Type out the material below exactly.

__________

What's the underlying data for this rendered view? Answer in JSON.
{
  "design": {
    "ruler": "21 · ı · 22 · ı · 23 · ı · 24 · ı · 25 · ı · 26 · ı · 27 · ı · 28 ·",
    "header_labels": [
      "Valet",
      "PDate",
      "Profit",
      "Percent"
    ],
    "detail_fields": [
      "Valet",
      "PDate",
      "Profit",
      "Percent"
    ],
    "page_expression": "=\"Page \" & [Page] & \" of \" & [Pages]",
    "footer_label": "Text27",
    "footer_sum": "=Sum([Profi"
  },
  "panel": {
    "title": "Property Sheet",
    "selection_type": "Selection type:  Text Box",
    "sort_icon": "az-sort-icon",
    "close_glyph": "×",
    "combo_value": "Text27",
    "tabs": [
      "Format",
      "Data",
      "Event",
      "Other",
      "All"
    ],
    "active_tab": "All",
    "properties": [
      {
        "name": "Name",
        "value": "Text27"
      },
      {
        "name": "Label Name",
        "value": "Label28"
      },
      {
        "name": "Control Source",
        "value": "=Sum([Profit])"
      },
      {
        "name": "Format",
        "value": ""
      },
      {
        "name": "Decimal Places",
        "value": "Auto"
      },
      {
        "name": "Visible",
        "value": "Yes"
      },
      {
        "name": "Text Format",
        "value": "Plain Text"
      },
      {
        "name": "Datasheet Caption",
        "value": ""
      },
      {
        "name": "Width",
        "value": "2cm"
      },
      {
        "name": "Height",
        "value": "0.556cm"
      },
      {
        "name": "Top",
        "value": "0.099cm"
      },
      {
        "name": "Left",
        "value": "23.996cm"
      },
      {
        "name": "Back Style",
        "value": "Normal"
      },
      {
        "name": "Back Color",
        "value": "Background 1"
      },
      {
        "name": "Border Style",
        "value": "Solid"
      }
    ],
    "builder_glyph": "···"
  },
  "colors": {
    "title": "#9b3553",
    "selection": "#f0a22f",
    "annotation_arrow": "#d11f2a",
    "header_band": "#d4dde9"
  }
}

__________

## TASK ANSWER
What's the underlying data for this rendered view? Answer in JSON.
{
  "design": {
    "ruler": "21 · ı · 22 · ı · 23 · ı · 24 · ı · 25 · ı · 26 · ı · 27 · ı · 28 ·",
    "header_labels": [
      "Valet",
      "PDate",
      "Profit",
      "Percent"
    ],
    "detail_fields": [
      "Valet",
      "PDate",
      "Profit",
      "Percent"
    ],
    "page_expression": "=\"Page \" & [Page] & \" of \" & [Pages]",
    "footer_label": "Text27",
    "footer_sum": "=Sum([Profi"
  },
  "panel": {
    "title": "Property Sheet",
    "selection_type": "Selection type:  Text Box",
    "sort_icon": "az-sort-icon",
    "close_glyph": "×",
    "combo_value": "Text27",
    "tabs": [
      "Format",
      "Data",
      "Event",
      "Other",
      "All"
    ],
    "active_tab": "All",
    "properties": [
      {
        "name": "Name",
        "value": "Text27"
      },
      {
        "name": "Label Name",
        "value": "Label28"
      },
      {
        "name": "Control Source",
        "value": "=Sum([Profit])"
      },
      {
        "name": "Format",
        "value": ""
      },
      {
        "name": "Decimal Places",
        "value": "Auto"
      },
      {
        "name": "Visible",
        "value": "Yes"
      },
      {
        "name": "Text Format",
        "value": "Plain Text"
      },
      {
        "name": "Datasheet Caption",
        "value": ""
      },
      {
        "name": "Width",
        "value": "2cm"
      },
      {
        "name": "Height",
        "value": "0.556cm"
      },
      {
        "name": "Top",
        "value": "0.099cm"
      },
      {
        "name": "Left",
        "value": "23.996cm"
      },
      {
        "name": "Back Style",
        "value": "Normal"
      },
      {
        "name": "Back Color",
        "value": "Background 1"
      },
      {
        "name": "Border Style",
        "value": "Solid"
      }
    ],
    "builder_glyph": "···"
  },
  "colors": {
    "title": "#9b3553",
    "selection": "#f0a22f",
    "annotation_arrow": "#d11f2a",
    "header_band": "#d4dde9"
  }
}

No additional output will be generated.